DATASET EXCERPTS:
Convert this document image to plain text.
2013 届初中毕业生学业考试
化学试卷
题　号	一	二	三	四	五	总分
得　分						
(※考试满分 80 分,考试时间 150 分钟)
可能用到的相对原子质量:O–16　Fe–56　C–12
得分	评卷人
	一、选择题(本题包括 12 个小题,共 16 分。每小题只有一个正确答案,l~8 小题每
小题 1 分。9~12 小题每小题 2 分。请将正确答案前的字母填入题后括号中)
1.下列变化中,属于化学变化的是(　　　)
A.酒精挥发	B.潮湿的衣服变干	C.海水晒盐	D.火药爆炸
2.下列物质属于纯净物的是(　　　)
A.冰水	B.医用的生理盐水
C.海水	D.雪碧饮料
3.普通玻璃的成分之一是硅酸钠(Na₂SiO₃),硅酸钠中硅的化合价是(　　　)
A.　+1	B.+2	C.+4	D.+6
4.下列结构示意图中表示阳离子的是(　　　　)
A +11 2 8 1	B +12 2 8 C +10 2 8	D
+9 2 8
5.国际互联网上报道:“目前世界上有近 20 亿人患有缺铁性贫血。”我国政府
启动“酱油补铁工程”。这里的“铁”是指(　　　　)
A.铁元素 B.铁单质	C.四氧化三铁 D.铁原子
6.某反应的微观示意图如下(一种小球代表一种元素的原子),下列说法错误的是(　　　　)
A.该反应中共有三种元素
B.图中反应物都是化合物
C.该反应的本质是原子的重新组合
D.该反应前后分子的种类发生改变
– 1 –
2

TASK STATEMENT: Print every record exactly as it was given.

TASK SOLUTION:
Convert this document image to plain text.
2013 届初中毕业生学业考试
化学试卷
题　号	一	二	三	四	五	总分
得　分						
(※考试满分 80 分,考试时间 150 分钟)
可能用到的相对原子质量:O–16　Fe–56　C–12
得分	评卷人
	一、选择题(本题包括 12 个小题,共 16 分。每小题只有一个正确答案,l~8 小题每
小题 1 分。9~12 小题每小题 2 分。请将正确答案前的字母填入题后括号中)
1.下列变化中,属于化学变化的是(　　　)
A.酒精挥发	B.潮湿的衣服变干	C.海水晒盐	D.火药爆炸
2.下列物质属于纯净物的是(　　　)
A.冰水	B.医用的生理盐水
C.海水	D.雪碧饮料
3.普通玻璃的成分之一是硅酸钠(Na₂SiO₃),硅酸钠中硅的化合价是(　　　)
A.　+1	B.+2	C.+4	D.+6
4.下列结构示意图中表示阳离子的是(　　　　)
A +11 2 8 1	B +12 2 8 C +10 2 8	D
+9 2 8
5.国际互联网上报道:“目前世界上有近 20 亿人患有缺铁性贫血。”我国政府
启动“酱油补铁工程”。这里的“铁”是指(　　　　)
A.铁元素 B.铁单质	C.四氧化三铁 D.铁原子
6.某反应的微观示意图如下(一种小球代表一种元素的原子),下列说法错误的是(　　　　)
A.该反应中共有三种元素
B.图中反应物都是化合物
C.该反应的本质是原子的重新组合
D.该反应前后分子的种类发生改变
– 1 –
2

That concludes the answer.